▶ **Directive**:
Transcribe each record exactly. Include every one.

▶ **Information provided**:
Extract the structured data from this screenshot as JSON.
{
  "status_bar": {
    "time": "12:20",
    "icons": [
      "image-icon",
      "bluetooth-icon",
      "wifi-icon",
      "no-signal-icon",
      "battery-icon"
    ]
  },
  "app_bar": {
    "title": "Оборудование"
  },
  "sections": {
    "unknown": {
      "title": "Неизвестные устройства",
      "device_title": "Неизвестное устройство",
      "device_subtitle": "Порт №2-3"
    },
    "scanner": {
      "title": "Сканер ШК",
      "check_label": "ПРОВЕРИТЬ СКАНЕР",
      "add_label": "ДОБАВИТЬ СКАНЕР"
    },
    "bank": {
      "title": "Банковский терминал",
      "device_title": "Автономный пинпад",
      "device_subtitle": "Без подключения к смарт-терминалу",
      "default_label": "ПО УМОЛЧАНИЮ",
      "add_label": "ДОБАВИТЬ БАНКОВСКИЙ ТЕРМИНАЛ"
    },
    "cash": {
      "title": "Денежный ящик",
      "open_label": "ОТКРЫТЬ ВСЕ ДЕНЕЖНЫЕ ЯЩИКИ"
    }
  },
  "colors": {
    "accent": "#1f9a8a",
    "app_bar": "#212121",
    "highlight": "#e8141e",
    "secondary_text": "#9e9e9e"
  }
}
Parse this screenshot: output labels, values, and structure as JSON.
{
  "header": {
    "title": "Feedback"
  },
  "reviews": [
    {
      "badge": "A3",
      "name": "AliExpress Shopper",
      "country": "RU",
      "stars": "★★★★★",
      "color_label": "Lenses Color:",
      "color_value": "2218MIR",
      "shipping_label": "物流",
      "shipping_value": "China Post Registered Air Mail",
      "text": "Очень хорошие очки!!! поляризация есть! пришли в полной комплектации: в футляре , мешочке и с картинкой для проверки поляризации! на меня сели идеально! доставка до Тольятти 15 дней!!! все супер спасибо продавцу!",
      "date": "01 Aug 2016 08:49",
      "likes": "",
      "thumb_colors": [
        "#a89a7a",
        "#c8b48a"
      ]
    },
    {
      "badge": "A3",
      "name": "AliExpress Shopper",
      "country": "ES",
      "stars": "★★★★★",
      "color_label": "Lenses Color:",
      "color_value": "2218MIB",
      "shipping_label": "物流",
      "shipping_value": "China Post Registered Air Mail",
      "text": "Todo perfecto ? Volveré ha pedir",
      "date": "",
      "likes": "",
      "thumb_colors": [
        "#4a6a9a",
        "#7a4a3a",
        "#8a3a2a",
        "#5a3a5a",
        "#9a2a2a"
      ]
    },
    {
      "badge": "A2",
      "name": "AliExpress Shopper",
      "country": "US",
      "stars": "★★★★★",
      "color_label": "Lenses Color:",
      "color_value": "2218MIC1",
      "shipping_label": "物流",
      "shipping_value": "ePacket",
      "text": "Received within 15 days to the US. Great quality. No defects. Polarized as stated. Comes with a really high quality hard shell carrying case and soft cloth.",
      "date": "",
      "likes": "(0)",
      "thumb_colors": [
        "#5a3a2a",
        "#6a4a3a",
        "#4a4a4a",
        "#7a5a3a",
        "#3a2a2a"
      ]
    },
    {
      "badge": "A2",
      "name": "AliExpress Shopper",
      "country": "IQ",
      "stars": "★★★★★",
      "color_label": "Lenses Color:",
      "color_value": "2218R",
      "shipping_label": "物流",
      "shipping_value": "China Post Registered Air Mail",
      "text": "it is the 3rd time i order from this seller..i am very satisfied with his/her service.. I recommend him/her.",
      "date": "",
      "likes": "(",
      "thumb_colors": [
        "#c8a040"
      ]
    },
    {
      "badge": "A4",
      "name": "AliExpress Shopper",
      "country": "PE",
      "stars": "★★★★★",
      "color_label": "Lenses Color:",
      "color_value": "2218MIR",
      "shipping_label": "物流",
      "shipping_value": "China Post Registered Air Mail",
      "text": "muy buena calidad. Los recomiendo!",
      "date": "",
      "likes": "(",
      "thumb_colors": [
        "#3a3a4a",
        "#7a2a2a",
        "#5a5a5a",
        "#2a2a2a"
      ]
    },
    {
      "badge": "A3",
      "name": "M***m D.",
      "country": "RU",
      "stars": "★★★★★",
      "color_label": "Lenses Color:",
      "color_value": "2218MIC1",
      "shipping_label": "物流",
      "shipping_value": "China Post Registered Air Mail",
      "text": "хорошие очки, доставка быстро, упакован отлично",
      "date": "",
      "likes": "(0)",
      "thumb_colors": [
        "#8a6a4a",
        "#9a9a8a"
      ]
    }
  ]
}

▶ **Output below**:
Extract the structured data from this screenshot as JSON.
{
  "status_bar": {
    "time": "12:20",
    "icons": [
      "image-icon",
      "bluetooth-icon",
      "wifi-icon",
      "no-signal-icon",
      "battery-icon"
    ]
  },
  "app_bar": {
    "title": "Оборудование"
  },
  "sections": {
    "unknown": {
      "title": "Неизвестные устройства",
      "device_title": "Неизвестное устройство",
      "device_subtitle": "Порт №2-3"
    },
    "scanner": {
      "title": "Сканер ШК",
      "check_label": "ПРОВЕРИТЬ СКАНЕР",
      "add_label": "ДОБАВИТЬ СКАНЕР"
    },
    "bank": {
      "title": "Банковский терминал",
      "device_title": "Автономный пинпад",
      "device_subtitle": "Без подключения к смарт-терминалу",
      "default_label": "ПО УМОЛЧАНИЮ",
      "add_label": "ДОБАВИТЬ БАНКОВСКИЙ ТЕРМИНАЛ"
    },
    "cash": {
      "title": "Денежный ящик",
      "open_label": "ОТКРЫТЬ ВСЕ ДЕНЕЖНЫЕ ЯЩИКИ"
    }
  },
  "colors": {
    "accent": "#1f9a8a",
    "app_bar": "#212121",
    "highlight": "#e8141e",
    "secondary_text": "#9e9e9e"
  }
}
Parse this screenshot: output labels, values, and structure as JSON.
{
  "header": {
    "title": "Feedback"
  },
  "reviews": [
    {
      "badge": "A3",
      "name": "AliExpress Shopper",
      "country": "RU",
      "stars": "★★★★★",
      "color_label": "Lenses Color:",
      "color_value": "2218MIR",
      "shipping_label": "物流",
      "shipping_value": "China Post Registered Air Mail",
      "text": "Очень хорошие очки!!! поляризация есть! пришли в полной комплектации: в футляре , мешочке и с картинкой для проверки поляризации! на меня сели идеально! доставка до Тольятти 15 дней!!! все супер спасибо продавцу!",
      "date": "01 Aug 2016 08:49",
      "likes": "",
      "thumb_colors": [
        "#a89a7a",
        "#c8b48a"
      ]
    },
    {
      "badge": "A3",
      "name": "AliExpress Shopper",
      "country": "ES",
      "stars": "★★★★★",
      "color_label": "Lenses Color:",
      "color_value": "2218MIB",
      "shipping_label": "物流",
      "shipping_value": "China Post Registered Air Mail",
      "text": "Todo perfecto ? Volveré ha pedir",
      "date": "",
      "likes": "",
      "thumb_colors": [
        "#4a6a9a",
        "#7a4a3a",
        "#8a3a2a",
        "#5a3a5a",
        "#9a2a2a"
      ]
    },
    {
      "badge": "A2",
      "name": "AliExpress Shopper",
      "country": "US",
      "stars": "★★★★★",
      "color_label": "Lenses Color:",
      "color_value": "2218MIC1",
      "shipping_label": "物流",
      "shipping_value": "ePacket",
      "text": "Received within 15 days to the US. Great quality. No defects. Polarized as stated. Comes with a really high quality hard shell carrying case and soft cloth.",
      "date": "",
      "likes": "(0)",
      "thumb_colors": [
        "#5a3a2a",
        "#6a4a3a",
        "#4a4a4a",
        "#7a5a3a",
        "#3a2a2a"
      ]
    },
    {
      "badge": "A2",
      "name": "AliExpress Shopper",
      "country": "IQ",
      "stars": "★★★★★",
      "color_label": "Lenses Color:",
      "color_value": "2218R",
      "shipping_label": "物流",
      "shipping_value": "China Post Registered Air Mail",
      "text": "it is the 3rd time i order from this seller..i am very satisfied with his/her service.. I recommend him/her.",
      "date": "",
      "likes": "(",
      "thumb_colors": [
        "#c8a040"
      ]
    },
    {
      "badge": "A4",
      "name": "AliExpress Shopper",
      "country": "PE",
      "stars": "★★★★★",
      "color_label": "Lenses Color:",
      "color_value": "2218MIR",
      "shipping_label": "物流",
      "shipping_value": "China Post Registered Air Mail",
      "text": "muy buena calidad. Los recomiendo!",
      "date": "",
      "likes": "(",
      "thumb_colors": [
        "#3a3a4a",
        "#7a2a2a",
        "#5a5a5a",
        "#2a2a2a"
      ]
    },
    {
      "badge": "A3",
      "name": "M***m D.",
      "country": "RU",
      "stars": "★★★★★",
      "color_label": "Lenses Color:",
      "color_value": "2218MIC1",
      "shipping_label": "物流",
      "shipping_value": "China Post Registered Air Mail",
      "text": "хорошие очки, доставка быстро, упакован отлично",
      "date": "",
      "likes": "(0)",
      "thumb_colors": [
        "#8a6a4a",
        "#9a9a8a"
      ]
    }
  ]
}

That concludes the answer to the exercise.